[begin Records]
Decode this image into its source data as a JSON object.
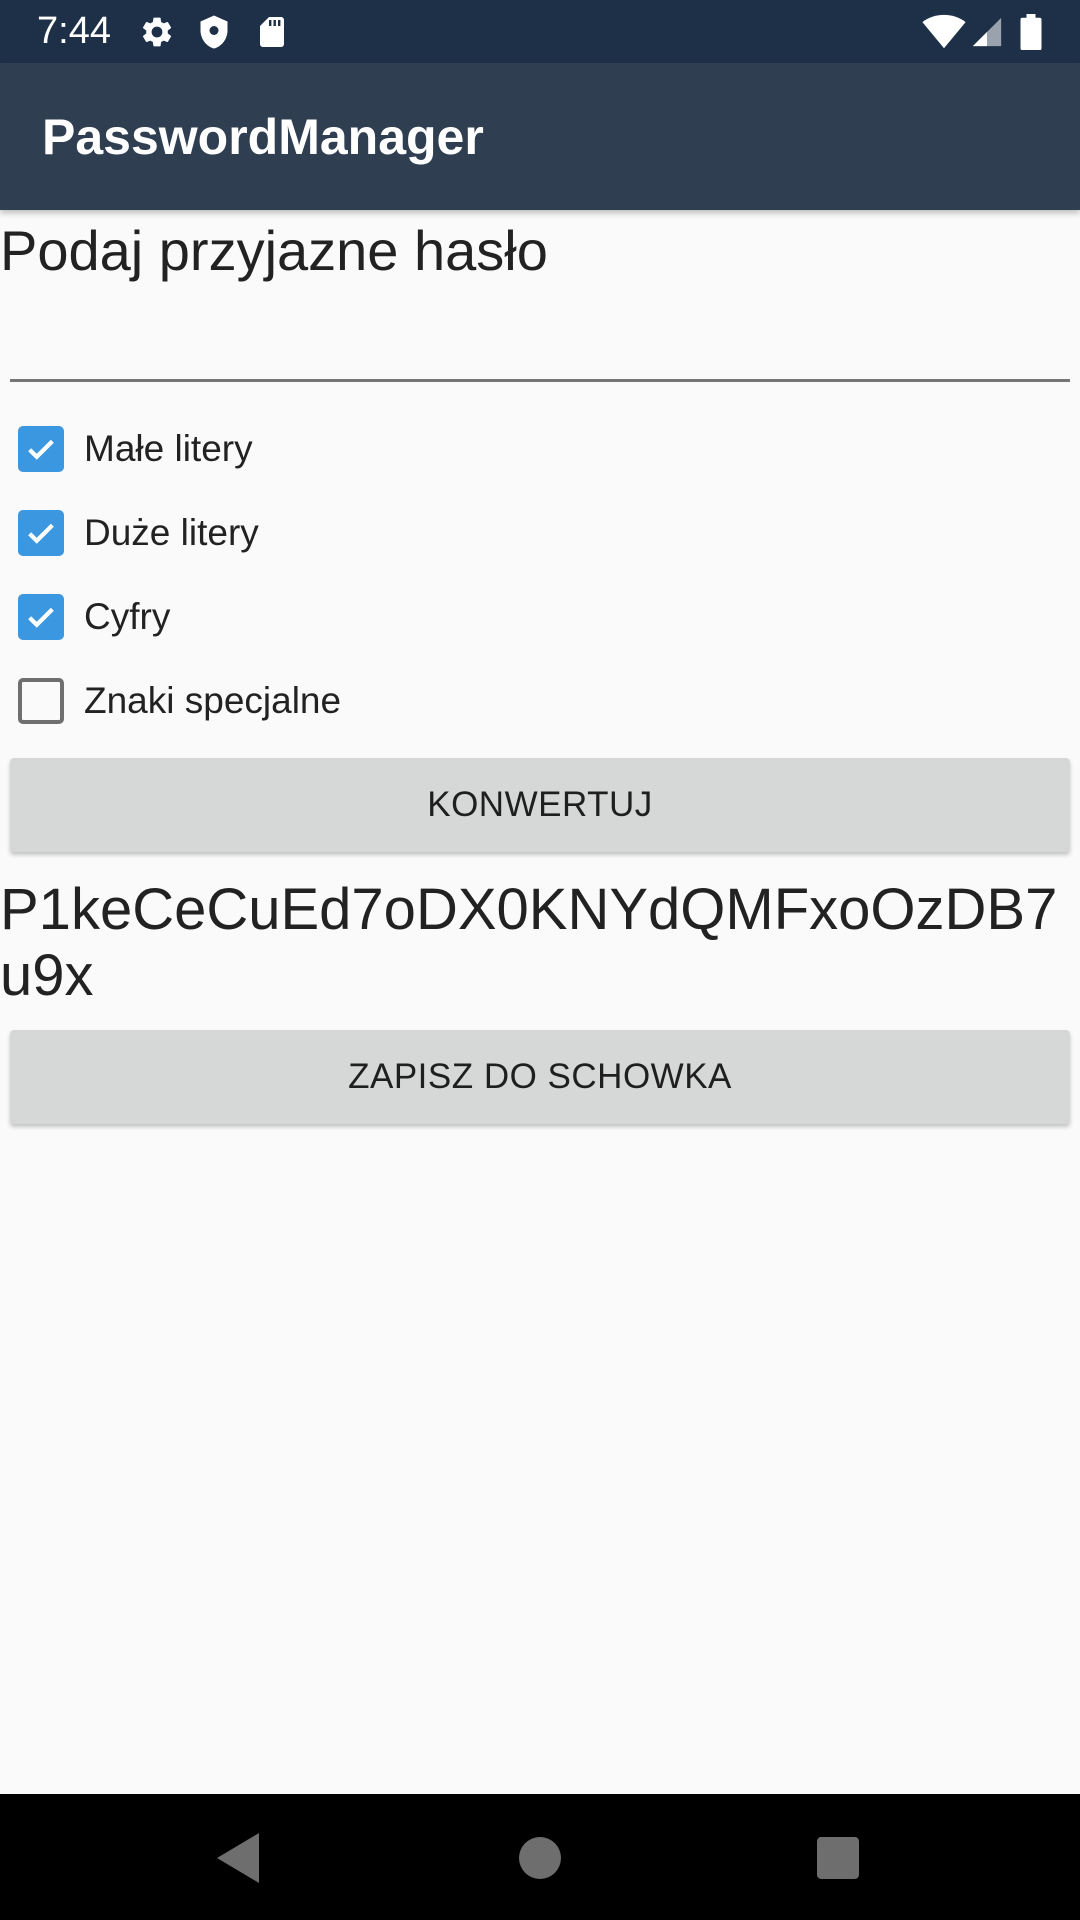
{
  "status_bar": {
    "time": "7:44",
    "icons_left": [
      "gear-icon",
      "shield-icon",
      "sd-card-icon"
    ],
    "icons_right": [
      "wifi-icon",
      "signal-icon",
      "battery-icon"
    ]
  },
  "app_bar": {
    "title": "PasswordManager",
    "color": "#2f3e50"
  },
  "form": {
    "prompt_label": "Podaj przyjazne hasło",
    "input_value": "",
    "input_placeholder": "",
    "options": [
      {
        "label": "Małe litery",
        "checked": true
      },
      {
        "label": "Duże litery",
        "checked": true
      },
      {
        "label": "Cyfry",
        "checked": true
      },
      {
        "label": "Znaki specjalne",
        "checked": false
      }
    ],
    "convert_button": "KONWERTUJ",
    "result": "P1keCeCuEd7oDX0KNYdQMFxoOzDB7u9x",
    "copy_button": "ZAPISZ DO SCHOWKA"
  },
  "colors": {
    "checkbox_accent": "#3a97e0",
    "status_bar": "#1e3048",
    "button": "#d6d7d7"
  },
  "nav_bar": {
    "buttons": [
      "back-icon",
      "home-icon",
      "recents-icon"
    ]
  }
}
[end Records]
■ What is needed ■
Images in the records should not be copied. Repeat all the rest exactly.

■ Output for this task ■
Decode this image into its source data as a JSON object.
{
  "status_bar": {
    "time": "7:44",
    "icons_left": [
      "gear-icon",
      "shield-icon",
      "sd-card-icon"
    ],
    "icons_right": [
      "wifi-icon",
      "signal-icon",
      "battery-icon"
    ]
  },
  "app_bar": {
    "title": "PasswordManager",
    "color": "#2f3e50"
  },
  "form": {
    "prompt_label": "Podaj przyjazne hasło",
    "input_value": "",
    "input_placeholder": "",
    "options": [
      {
        "label": "Małe litery",
        "checked": true
      },
      {
        "label": "Duże litery",
        "checked": true
      },
      {
        "label": "Cyfry",
        "checked": true
      },
      {
        "label": "Znaki specjalne",
        "checked": false
      }
    ],
    "convert_button": "KONWERTUJ",
    "result": "P1keCeCuEd7oDX0KNYdQMFxoOzDB7u9x",
    "copy_button": "ZAPISZ DO SCHOWKA"
  },
  "colors": {
    "checkbox_accent": "#3a97e0",
    "status_bar": "#1e3048",
    "button": "#d6d7d7"
  },
  "nav_bar": {
    "buttons": [
      "back-icon",
      "home-icon",
      "recents-icon"
    ]
  }
}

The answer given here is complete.